GIVEN PROBLEM:
Repeat the material verbatim. Images are excluded from the copy.
═══ RECORDS FOR PROCESSING ═══
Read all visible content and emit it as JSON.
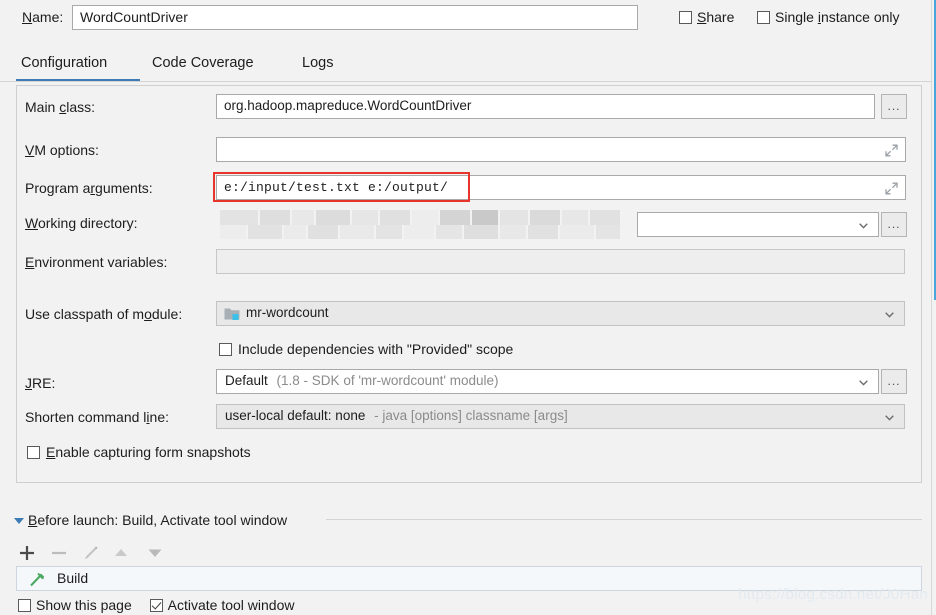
{
  "window": {
    "accent_color": "#3d7bb5",
    "annotation_color": "#e8352b",
    "watermark": "https://blog.csdn.net/J0Han"
  },
  "name_row": {
    "label": "Name:",
    "value": "WordCountDriver",
    "share_label": "Share",
    "share_checked": false,
    "single_instance_label": "Single instance only",
    "single_instance_checked": false
  },
  "tabs": [
    {
      "label": "Configuration",
      "selected": true
    },
    {
      "label": "Code Coverage",
      "selected": false
    },
    {
      "label": "Logs",
      "selected": false
    }
  ],
  "fields": {
    "main_class": {
      "label": "Main class:",
      "value": "org.hadoop.mapreduce.WordCountDriver",
      "browse_label": "..."
    },
    "vm_options": {
      "label": "VM options:",
      "value": "",
      "expand_icon": "expand-icon"
    },
    "program_arguments": {
      "label": "Program arguments:",
      "value": "e:/input/test.txt e:/output/",
      "expand_icon": "expand-icon",
      "highlighted": true
    },
    "working_directory": {
      "label": "Working directory:",
      "value": "",
      "redacted": true,
      "browse_label": "..."
    },
    "environment_variables": {
      "label": "Environment variables:",
      "value": "",
      "browse_icon": "folder-icon"
    },
    "use_classpath_of_module": {
      "label": "Use classpath of module:",
      "value": "mr-wordcount",
      "icon": "module-folder-icon"
    },
    "include_provided": {
      "label": "Include dependencies with \"Provided\" scope",
      "checked": false
    },
    "jre": {
      "label": "JRE:",
      "value": "Default",
      "value_hint": "(1.8 - SDK of 'mr-wordcount' module)",
      "browse_label": "..."
    },
    "shorten_command_line": {
      "label": "Shorten command line:",
      "value": "user-local default: none",
      "value_hint": "- java [options] classname [args]"
    },
    "enable_form_snapshots": {
      "label": "Enable capturing form snapshots",
      "checked": false
    }
  },
  "before_launch": {
    "header": "Before launch: Build, Activate tool window",
    "toolbar": [
      {
        "name": "add-icon",
        "glyph": "+"
      },
      {
        "name": "remove-icon",
        "glyph": "−"
      },
      {
        "name": "edit-pencil-icon",
        "glyph": "✎"
      },
      {
        "name": "move-up-icon",
        "glyph": "▲"
      },
      {
        "name": "move-down-icon",
        "glyph": "▼"
      }
    ],
    "items": [
      {
        "label": "Build",
        "icon": "build-hammer-icon"
      }
    ],
    "show_this_page": {
      "label": "Show this page",
      "checked": false
    },
    "activate_tool_window": {
      "label": "Activate tool window",
      "checked": true
    }
  }
}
═══
THE REPLY:
Read all visible content and emit it as JSON.
{
  "window": {
    "accent_color": "#3d7bb5",
    "annotation_color": "#e8352b",
    "watermark": "https://blog.csdn.net/J0Han"
  },
  "name_row": {
    "label": "Name:",
    "value": "WordCountDriver",
    "share_label": "Share",
    "share_checked": false,
    "single_instance_label": "Single instance only",
    "single_instance_checked": false
  },
  "tabs": [
    {
      "label": "Configuration",
      "selected": true
    },
    {
      "label": "Code Coverage",
      "selected": false
    },
    {
      "label": "Logs",
      "selected": false
    }
  ],
  "fields": {
    "main_class": {
      "label": "Main class:",
      "value": "org.hadoop.mapreduce.WordCountDriver",
      "browse_label": "..."
    },
    "vm_options": {
      "label": "VM options:",
      "value": "",
      "expand_icon": "expand-icon"
    },
    "program_arguments": {
      "label": "Program arguments:",
      "value": "e:/input/test.txt e:/output/",
      "expand_icon": "expand-icon",
      "highlighted": true
    },
    "working_directory": {
      "label": "Working directory:",
      "value": "",
      "redacted": true,
      "browse_label": "..."
    },
    "environment_variables": {
      "label": "Environment variables:",
      "value": "",
      "browse_icon": "folder-icon"
    },
    "use_classpath_of_module": {
      "label": "Use classpath of module:",
      "value": "mr-wordcount",
      "icon": "module-folder-icon"
    },
    "include_provided": {
      "label": "Include dependencies with \"Provided\" scope",
      "checked": false
    },
    "jre": {
      "label": "JRE:",
      "value": "Default",
      "value_hint": "(1.8 - SDK of 'mr-wordcount' module)",
      "browse_label": "..."
    },
    "shorten_command_line": {
      "label": "Shorten command line:",
      "value": "user-local default: none",
      "value_hint": "- java [options] classname [args]"
    },
    "enable_form_snapshots": {
      "label": "Enable capturing form snapshots",
      "checked": false
    }
  },
  "before_launch": {
    "header": "Before launch: Build, Activate tool window",
    "toolbar": [
      {
        "name": "add-icon",
        "glyph": "+"
      },
      {
        "name": "remove-icon",
        "glyph": "−"
      },
      {
        "name": "edit-pencil-icon",
        "glyph": "✎"
      },
      {
        "name": "move-up-icon",
        "glyph": "▲"
      },
      {
        "name": "move-down-icon",
        "glyph": "▼"
      }
    ],
    "items": [
      {
        "label": "Build",
        "icon": "build-hammer-icon"
      }
    ],
    "show_this_page": {
      "label": "Show this page",
      "checked": false
    },
    "activate_tool_window": {
      "label": "Activate tool window",
      "checked": true
    }
  }
}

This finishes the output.